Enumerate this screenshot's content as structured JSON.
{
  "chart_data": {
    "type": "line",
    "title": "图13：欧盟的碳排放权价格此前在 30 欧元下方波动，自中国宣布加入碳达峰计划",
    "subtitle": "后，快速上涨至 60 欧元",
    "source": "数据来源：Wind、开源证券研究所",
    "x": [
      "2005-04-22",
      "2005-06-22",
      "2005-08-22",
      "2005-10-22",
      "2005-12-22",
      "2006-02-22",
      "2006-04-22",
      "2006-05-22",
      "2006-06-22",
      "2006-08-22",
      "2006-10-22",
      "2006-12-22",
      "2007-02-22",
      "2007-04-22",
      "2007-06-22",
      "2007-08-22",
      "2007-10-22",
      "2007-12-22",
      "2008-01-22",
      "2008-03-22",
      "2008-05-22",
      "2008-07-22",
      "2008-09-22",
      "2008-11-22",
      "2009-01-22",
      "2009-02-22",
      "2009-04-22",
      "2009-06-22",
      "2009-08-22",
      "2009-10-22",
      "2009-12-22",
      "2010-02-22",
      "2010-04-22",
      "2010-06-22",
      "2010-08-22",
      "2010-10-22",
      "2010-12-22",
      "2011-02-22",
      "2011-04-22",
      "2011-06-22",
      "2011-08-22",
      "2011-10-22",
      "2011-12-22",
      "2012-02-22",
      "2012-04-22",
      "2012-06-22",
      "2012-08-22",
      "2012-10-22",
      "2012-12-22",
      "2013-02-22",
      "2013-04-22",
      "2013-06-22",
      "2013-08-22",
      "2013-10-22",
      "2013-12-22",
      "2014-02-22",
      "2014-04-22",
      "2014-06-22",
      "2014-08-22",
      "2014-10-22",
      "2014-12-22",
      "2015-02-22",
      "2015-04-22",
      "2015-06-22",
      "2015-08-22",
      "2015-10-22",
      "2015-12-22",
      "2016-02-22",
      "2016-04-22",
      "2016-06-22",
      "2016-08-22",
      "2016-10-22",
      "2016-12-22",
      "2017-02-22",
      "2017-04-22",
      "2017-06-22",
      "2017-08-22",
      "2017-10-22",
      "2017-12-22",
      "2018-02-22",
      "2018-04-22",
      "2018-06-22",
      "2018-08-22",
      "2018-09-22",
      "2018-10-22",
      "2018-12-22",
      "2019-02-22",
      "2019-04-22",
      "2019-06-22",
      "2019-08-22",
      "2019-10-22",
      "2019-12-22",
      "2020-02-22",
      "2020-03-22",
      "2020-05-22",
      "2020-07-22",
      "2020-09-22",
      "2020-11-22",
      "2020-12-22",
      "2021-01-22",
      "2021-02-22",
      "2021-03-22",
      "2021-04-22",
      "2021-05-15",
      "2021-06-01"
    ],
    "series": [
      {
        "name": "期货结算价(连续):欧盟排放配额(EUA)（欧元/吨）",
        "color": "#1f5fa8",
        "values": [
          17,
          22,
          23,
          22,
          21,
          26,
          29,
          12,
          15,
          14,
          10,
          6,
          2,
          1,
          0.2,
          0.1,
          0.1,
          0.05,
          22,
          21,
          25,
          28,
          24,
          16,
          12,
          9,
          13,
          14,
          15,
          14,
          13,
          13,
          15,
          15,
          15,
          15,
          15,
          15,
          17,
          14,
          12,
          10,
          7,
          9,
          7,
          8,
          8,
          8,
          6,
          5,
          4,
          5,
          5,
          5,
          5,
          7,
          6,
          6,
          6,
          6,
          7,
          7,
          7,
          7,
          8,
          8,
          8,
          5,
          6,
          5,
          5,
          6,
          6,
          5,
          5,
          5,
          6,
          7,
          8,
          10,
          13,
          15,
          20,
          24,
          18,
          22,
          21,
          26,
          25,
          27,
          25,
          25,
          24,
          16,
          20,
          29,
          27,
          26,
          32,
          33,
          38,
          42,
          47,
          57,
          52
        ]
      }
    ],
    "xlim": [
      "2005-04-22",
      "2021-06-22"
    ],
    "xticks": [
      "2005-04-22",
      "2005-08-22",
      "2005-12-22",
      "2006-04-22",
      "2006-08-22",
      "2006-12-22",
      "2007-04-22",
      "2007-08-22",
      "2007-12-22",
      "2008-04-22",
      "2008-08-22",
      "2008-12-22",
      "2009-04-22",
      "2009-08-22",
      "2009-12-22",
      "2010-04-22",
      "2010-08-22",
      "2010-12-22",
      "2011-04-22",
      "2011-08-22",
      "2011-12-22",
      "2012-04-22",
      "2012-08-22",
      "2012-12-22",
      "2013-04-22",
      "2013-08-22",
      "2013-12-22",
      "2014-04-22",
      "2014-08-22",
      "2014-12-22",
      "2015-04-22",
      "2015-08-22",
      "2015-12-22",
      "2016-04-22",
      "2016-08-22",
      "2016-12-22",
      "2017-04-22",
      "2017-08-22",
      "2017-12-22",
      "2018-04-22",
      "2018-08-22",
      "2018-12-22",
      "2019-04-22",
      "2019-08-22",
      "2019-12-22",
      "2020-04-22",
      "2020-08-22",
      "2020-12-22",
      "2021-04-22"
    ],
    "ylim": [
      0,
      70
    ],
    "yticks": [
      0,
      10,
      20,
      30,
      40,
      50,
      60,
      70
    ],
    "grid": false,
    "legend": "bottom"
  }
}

┄┄┄┄┄┄┄┄┄┄┄┄┄┄┄┄┄┄┄┄

Task instructions:
Copy the material above back out, exactly as written.

Solution for this problem:
Enumerate this screenshot's content as structured JSON.
{
  "chart_data": {
    "type": "line",
    "title": "图13：欧盟的碳排放权价格此前在 30 欧元下方波动，自中国宣布加入碳达峰计划",
    "subtitle": "后，快速上涨至 60 欧元",
    "source": "数据来源：Wind、开源证券研究所",
    "x": [
      "2005-04-22",
      "2005-06-22",
      "2005-08-22",
      "2005-10-22",
      "2005-12-22",
      "2006-02-22",
      "2006-04-22",
      "2006-05-22",
      "2006-06-22",
      "2006-08-22",
      "2006-10-22",
      "2006-12-22",
      "2007-02-22",
      "2007-04-22",
      "2007-06-22",
      "2007-08-22",
      "2007-10-22",
      "2007-12-22",
      "2008-01-22",
      "2008-03-22",
      "2008-05-22",
      "2008-07-22",
      "2008-09-22",
      "2008-11-22",
      "2009-01-22",
      "2009-02-22",
      "2009-04-22",
      "2009-06-22",
      "2009-08-22",
      "2009-10-22",
      "2009-12-22",
      "2010-02-22",
      "2010-04-22",
      "2010-06-22",
      "2010-08-22",
      "2010-10-22",
      "2010-12-22",
      "2011-02-22",
      "2011-04-22",
      "2011-06-22",
      "2011-08-22",
      "2011-10-22",
      "2011-12-22",
      "2012-02-22",
      "2012-04-22",
      "2012-06-22",
      "2012-08-22",
      "2012-10-22",
      "2012-12-22",
      "2013-02-22",
      "2013-04-22",
      "2013-06-22",
      "2013-08-22",
      "2013-10-22",
      "2013-12-22",
      "2014-02-22",
      "2014-04-22",
      "2014-06-22",
      "2014-08-22",
      "2014-10-22",
      "2014-12-22",
      "2015-02-22",
      "2015-04-22",
      "2015-06-22",
      "2015-08-22",
      "2015-10-22",
      "2015-12-22",
      "2016-02-22",
      "2016-04-22",
      "2016-06-22",
      "2016-08-22",
      "2016-10-22",
      "2016-12-22",
      "2017-02-22",
      "2017-04-22",
      "2017-06-22",
      "2017-08-22",
      "2017-10-22",
      "2017-12-22",
      "2018-02-22",
      "2018-04-22",
      "2018-06-22",
      "2018-08-22",
      "2018-09-22",
      "2018-10-22",
      "2018-12-22",
      "2019-02-22",
      "2019-04-22",
      "2019-06-22",
      "2019-08-22",
      "2019-10-22",
      "2019-12-22",
      "2020-02-22",
      "2020-03-22",
      "2020-05-22",
      "2020-07-22",
      "2020-09-22",
      "2020-11-22",
      "2020-12-22",
      "2021-01-22",
      "2021-02-22",
      "2021-03-22",
      "2021-04-22",
      "2021-05-15",
      "2021-06-01"
    ],
    "series": [
      {
        "name": "期货结算价(连续):欧盟排放配额(EUA)（欧元/吨）",
        "color": "#1f5fa8",
        "values": [
          17,
          22,
          23,
          22,
          21,
          26,
          29,
          12,
          15,
          14,
          10,
          6,
          2,
          1,
          0.2,
          0.1,
          0.1,
          0.05,
          22,
          21,
          25,
          28,
          24,
          16,
          12,
          9,
          13,
          14,
          15,
          14,
          13,
          13,
          15,
          15,
          15,
          15,
          15,
          15,
          17,
          14,
          12,
          10,
          7,
          9,
          7,
          8,
          8,
          8,
          6,
          5,
          4,
          5,
          5,
          5,
          5,
          7,
          6,
          6,
          6,
          6,
          7,
          7,
          7,
          7,
          8,
          8,
          8,
          5,
          6,
          5,
          5,
          6,
          6,
          5,
          5,
          5,
          6,
          7,
          8,
          10,
          13,
          15,
          20,
          24,
          18,
          22,
          21,
          26,
          25,
          27,
          25,
          25,
          24,
          16,
          20,
          29,
          27,
          26,
          32,
          33,
          38,
          42,
          47,
          57,
          52
        ]
      }
    ],
    "xlim": [
      "2005-04-22",
      "2021-06-22"
    ],
    "xticks": [
      "2005-04-22",
      "2005-08-22",
      "2005-12-22",
      "2006-04-22",
      "2006-08-22",
      "2006-12-22",
      "2007-04-22",
      "2007-08-22",
      "2007-12-22",
      "2008-04-22",
      "2008-08-22",
      "2008-12-22",
      "2009-04-22",
      "2009-08-22",
      "2009-12-22",
      "2010-04-22",
      "2010-08-22",
      "2010-12-22",
      "2011-04-22",
      "2011-08-22",
      "2011-12-22",
      "2012-04-22",
      "2012-08-22",
      "2012-12-22",
      "2013-04-22",
      "2013-08-22",
      "2013-12-22",
      "2014-04-22",
      "2014-08-22",
      "2014-12-22",
      "2015-04-22",
      "2015-08-22",
      "2015-12-22",
      "2016-04-22",
      "2016-08-22",
      "2016-12-22",
      "2017-04-22",
      "2017-08-22",
      "2017-12-22",
      "2018-04-22",
      "2018-08-22",
      "2018-12-22",
      "2019-04-22",
      "2019-08-22",
      "2019-12-22",
      "2020-04-22",
      "2020-08-22",
      "2020-12-22",
      "2021-04-22"
    ],
    "ylim": [
      0,
      70
    ],
    "yticks": [
      0,
      10,
      20,
      30,
      40,
      50,
      60,
      70
    ],
    "grid": false,
    "legend": "bottom"
  }
}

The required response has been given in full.